> Written task
Output every entry exactly as given.

> Exercise input
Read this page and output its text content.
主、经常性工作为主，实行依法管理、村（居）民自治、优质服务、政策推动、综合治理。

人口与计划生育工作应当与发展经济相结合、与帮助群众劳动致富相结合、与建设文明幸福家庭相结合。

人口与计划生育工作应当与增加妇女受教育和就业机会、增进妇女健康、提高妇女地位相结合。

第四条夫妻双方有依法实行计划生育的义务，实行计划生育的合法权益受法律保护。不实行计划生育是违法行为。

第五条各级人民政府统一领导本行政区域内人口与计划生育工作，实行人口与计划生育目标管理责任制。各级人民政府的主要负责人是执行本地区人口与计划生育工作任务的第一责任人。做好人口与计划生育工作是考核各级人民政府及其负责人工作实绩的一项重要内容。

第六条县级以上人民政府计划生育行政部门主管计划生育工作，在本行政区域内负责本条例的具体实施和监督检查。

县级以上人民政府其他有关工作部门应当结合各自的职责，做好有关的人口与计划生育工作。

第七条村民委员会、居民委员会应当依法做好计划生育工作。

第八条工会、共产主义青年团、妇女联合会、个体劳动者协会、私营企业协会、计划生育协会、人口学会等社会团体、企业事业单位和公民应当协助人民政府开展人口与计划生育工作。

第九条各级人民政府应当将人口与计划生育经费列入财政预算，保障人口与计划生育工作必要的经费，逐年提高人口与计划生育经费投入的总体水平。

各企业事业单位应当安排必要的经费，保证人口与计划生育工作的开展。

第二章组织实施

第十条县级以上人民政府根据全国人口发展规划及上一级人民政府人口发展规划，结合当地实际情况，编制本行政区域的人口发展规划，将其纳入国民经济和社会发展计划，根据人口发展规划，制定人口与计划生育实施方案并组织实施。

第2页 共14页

> Solved problem
Read this page and output its text content.
主、经常性工作为主，实行依法管理、村（居）民自治、优质服务、政策推动、综合治理。

人口与计划生育工作应当与发展经济相结合、与帮助群众劳动致富相结合、与建设文明幸福家庭相结合。

人口与计划生育工作应当与增加妇女受教育和就业机会、增进妇女健康、提高妇女地位相结合。

第四条夫妻双方有依法实行计划生育的义务，实行计划生育的合法权益受法律保护。不实行计划生育是违法行为。

第五条各级人民政府统一领导本行政区域内人口与计划生育工作，实行人口与计划生育目标管理责任制。各级人民政府的主要负责人是执行本地区人口与计划生育工作任务的第一责任人。做好人口与计划生育工作是考核各级人民政府及其负责人工作实绩的一项重要内容。

第六条县级以上人民政府计划生育行政部门主管计划生育工作，在本行政区域内负责本条例的具体实施和监督检查。

县级以上人民政府其他有关工作部门应当结合各自的职责，做好有关的人口与计划生育工作。

第七条村民委员会、居民委员会应当依法做好计划生育工作。

第八条工会、共产主义青年团、妇女联合会、个体劳动者协会、私营企业协会、计划生育协会、人口学会等社会团体、企业事业单位和公民应当协助人民政府开展人口与计划生育工作。

第九条各级人民政府应当将人口与计划生育经费列入财政预算，保障人口与计划生育工作必要的经费，逐年提高人口与计划生育经费投入的总体水平。

各企业事业单位应当安排必要的经费，保证人口与计划生育工作的开展。

第二章组织实施

第十条县级以上人民政府根据全国人口发展规划及上一级人民政府人口发展规划，结合当地实际情况，编制本行政区域的人口发展规划，将其纳入国民经济和社会发展计划，根据人口发展规划，制定人口与计划生育实施方案并组织实施。

第2页 共14页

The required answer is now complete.